I moved for migraine and found my home in Phoenix.When I was in Seattle last summer, I wrote about my grief that migraine kept me from living in the city that felt like home to me. A few months later, when friends were visiting for Thanksgiving, I was hit with the realization that Phoenix had become my home. I continue to be surprised by just how much I like living here now.

Returning to Phoenix wasn’t in my plan until I made the connection between weather and the severity of my migraine attacks.* I only agreed to come back after Hart and I decided I would try to spend summers in Seattle. That’s not just because summer is hot and stormy in Phoenix, but because I felt like I needed that time in Seattle. Not anymore.

I often describe my relationship with Seattle as troubled romance. Despite how much I love her, we’re not compatible. In fact, with her cloudy skies and rain, Seattle can be downright cruel to someone with weather-triggered migraines. I’m pretty sure I loved her more than she loved me. We broke up years ago, but I always thought we’d get back together. I’ve officially moved on. (Though I wouldn’t be opposed to summer flings.)

I’m no longer angry that migraine forced me to give up my favorite city; I’m thrilled that it has led me to discover Phoenix anew. I don’t wish I lived anywhere else, though I’m still eager to travel and explore the world. I miss my friends elsewhere, but adore my loved ones here. Pine trees and lakes, which I definitely still need, are only a couple hours away (and Ponderosa bark smells like vanilla).

My emotional “home” in Seattle was on the sofa in front of the fireplace. I don’t have a special place like that in Phoenix. That bothered me until I realized I don’t need one. My entire house is my center, the whole city is my home. I no longer think “I want to go home” during a bad migraine; I’m already here.

*Moving didn’t reduce my migraines as much as I’d hoped when I first returned. See Relocating to Reduce Weather Triggers, on Migraine.com, for the full update.

====

— Task item A —
Summarize the essay on moving for migraine in two sentences.
— Task item B —
Translate this sentence from the essay on moving for migraine into Spanish: "I often describe my relationship with Seattle as troubled romance."
— Task item C —
According to the essay on moving for migraine, where was the writer's emotional "home" in Seattle?
Use only the essay on moving for migraine, not the data.

====

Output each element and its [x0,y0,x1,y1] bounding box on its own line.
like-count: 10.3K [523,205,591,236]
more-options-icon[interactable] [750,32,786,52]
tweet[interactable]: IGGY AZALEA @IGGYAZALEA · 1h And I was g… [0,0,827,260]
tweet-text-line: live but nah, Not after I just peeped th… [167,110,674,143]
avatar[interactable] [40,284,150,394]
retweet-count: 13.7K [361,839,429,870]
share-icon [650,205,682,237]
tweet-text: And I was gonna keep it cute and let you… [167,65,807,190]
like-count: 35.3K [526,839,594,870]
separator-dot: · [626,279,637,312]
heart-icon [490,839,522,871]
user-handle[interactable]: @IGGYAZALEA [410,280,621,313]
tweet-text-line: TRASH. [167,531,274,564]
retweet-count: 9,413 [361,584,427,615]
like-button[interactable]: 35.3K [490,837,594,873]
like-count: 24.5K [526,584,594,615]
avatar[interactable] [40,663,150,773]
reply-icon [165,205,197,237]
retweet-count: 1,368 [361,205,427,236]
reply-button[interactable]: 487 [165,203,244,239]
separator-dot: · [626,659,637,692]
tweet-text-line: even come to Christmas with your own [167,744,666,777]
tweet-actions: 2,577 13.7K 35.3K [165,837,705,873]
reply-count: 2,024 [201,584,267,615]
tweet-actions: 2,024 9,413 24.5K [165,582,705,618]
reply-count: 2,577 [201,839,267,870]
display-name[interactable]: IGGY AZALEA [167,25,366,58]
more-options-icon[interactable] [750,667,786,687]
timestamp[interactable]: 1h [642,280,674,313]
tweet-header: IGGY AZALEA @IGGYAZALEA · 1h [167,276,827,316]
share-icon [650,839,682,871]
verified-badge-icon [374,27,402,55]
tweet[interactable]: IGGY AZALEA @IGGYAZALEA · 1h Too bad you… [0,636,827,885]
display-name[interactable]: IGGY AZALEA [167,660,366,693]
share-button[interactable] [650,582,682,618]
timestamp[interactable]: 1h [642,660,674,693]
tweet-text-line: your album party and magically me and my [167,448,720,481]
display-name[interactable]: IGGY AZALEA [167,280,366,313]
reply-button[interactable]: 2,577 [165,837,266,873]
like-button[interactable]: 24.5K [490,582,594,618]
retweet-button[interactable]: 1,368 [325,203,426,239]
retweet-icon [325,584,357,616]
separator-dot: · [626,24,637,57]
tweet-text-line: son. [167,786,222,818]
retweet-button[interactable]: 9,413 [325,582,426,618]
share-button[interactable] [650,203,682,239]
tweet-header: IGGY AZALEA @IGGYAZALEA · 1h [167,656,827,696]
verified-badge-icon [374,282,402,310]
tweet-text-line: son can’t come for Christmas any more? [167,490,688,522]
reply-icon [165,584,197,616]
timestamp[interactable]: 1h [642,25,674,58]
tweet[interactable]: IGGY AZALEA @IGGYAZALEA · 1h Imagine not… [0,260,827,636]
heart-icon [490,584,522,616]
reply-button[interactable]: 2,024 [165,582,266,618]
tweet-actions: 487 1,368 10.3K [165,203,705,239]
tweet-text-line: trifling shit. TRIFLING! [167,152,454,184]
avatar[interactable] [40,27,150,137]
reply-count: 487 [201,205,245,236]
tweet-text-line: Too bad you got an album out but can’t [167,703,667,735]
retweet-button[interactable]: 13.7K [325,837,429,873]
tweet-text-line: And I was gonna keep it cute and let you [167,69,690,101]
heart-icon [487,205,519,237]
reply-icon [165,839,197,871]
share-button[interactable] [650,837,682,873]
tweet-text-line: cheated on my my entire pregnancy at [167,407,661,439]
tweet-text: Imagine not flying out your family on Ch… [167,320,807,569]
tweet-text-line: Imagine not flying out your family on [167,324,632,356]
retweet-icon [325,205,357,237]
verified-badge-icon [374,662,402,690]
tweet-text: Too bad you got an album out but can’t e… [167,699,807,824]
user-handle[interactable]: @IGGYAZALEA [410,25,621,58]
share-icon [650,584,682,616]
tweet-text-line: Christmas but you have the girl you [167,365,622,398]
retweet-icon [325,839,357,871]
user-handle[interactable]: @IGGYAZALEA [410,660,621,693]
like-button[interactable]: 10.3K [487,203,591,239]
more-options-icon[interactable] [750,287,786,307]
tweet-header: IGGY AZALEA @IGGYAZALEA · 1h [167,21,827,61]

====

— Written reply A —
After connecting the weather to the severity of migraine attacks, the writer returned to Phoenix and, surprisingly, came to see it as home. The writer has moved on from Seattle, whose cloudy skies and rain can be cruel to someone with weather-triggered migraines, and now treats the whole house and city as home.

— Written reply B —
A menudo describo mi relación con Seattle como un romance conflictivo.

— Written reply C —
On the sofa in front of the fireplace.